Work to complete: Copy out the items below word for word, starting at the line containing "cell — [150, 525, 155, 530]" and ending at the line containing "cell — [175, 545, 180, 550]", with both of those lines included.

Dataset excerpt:
>>
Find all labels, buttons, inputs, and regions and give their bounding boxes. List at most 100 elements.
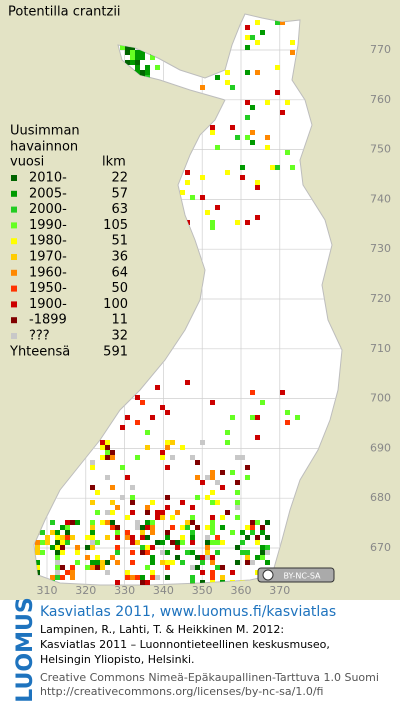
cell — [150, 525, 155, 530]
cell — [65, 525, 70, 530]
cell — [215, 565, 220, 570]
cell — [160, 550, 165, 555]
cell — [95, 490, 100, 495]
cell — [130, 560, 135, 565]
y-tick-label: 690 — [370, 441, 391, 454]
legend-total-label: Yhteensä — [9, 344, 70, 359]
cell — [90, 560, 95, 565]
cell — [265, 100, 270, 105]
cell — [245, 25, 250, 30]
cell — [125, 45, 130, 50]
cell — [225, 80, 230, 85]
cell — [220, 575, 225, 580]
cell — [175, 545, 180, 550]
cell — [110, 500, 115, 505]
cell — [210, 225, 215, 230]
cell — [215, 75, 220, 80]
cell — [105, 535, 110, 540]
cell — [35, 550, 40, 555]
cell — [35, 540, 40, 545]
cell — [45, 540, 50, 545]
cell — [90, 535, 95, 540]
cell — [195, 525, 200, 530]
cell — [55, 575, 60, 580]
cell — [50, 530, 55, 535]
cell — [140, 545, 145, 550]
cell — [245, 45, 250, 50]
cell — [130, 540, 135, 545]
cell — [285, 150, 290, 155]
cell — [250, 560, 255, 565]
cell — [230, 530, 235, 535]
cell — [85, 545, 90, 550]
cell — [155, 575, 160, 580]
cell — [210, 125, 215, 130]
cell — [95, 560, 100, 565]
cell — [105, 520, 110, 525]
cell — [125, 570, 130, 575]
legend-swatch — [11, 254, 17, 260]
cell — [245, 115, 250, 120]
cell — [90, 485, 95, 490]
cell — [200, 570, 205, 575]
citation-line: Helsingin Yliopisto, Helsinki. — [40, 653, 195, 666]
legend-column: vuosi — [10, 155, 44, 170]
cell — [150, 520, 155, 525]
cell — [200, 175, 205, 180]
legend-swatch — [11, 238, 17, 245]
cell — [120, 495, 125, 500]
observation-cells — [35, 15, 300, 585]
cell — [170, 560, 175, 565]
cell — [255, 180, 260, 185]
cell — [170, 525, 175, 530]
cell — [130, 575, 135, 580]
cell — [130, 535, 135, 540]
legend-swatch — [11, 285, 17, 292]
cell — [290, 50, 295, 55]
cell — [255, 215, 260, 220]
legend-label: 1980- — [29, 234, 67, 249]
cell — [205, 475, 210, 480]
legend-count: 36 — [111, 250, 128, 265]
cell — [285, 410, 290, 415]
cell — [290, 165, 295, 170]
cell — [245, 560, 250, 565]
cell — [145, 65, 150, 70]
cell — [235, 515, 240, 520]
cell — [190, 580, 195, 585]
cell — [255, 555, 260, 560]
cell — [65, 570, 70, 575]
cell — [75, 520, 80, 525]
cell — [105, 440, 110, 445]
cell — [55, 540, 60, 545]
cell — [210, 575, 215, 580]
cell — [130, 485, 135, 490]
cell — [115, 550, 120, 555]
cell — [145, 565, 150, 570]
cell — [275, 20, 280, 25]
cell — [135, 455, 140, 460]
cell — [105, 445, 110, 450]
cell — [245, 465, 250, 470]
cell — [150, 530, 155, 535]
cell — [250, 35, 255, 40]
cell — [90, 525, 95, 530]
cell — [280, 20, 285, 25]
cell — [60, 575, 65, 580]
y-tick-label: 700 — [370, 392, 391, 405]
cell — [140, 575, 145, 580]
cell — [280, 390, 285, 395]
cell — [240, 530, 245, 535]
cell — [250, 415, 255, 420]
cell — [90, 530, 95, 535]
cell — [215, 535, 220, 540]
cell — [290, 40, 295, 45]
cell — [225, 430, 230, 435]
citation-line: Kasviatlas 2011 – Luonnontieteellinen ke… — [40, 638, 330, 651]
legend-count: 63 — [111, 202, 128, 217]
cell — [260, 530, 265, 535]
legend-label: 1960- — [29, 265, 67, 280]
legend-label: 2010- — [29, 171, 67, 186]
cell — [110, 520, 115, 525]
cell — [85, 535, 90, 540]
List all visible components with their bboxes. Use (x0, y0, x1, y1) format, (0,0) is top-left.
<<
Problem solution:
cell — [150, 525, 155, 530]
cell — [65, 525, 70, 530]
cell — [215, 565, 220, 570]
cell — [160, 550, 165, 555]
cell — [95, 490, 100, 495]
cell — [130, 560, 135, 565]
y-tick-label: 690 — [370, 441, 391, 454]
legend-total-label: Yhteensä — [9, 344, 70, 359]
cell — [90, 560, 95, 565]
cell — [265, 100, 270, 105]
cell — [245, 25, 250, 30]
cell — [125, 45, 130, 50]
cell — [225, 80, 230, 85]
cell — [220, 575, 225, 580]
cell — [175, 545, 180, 550]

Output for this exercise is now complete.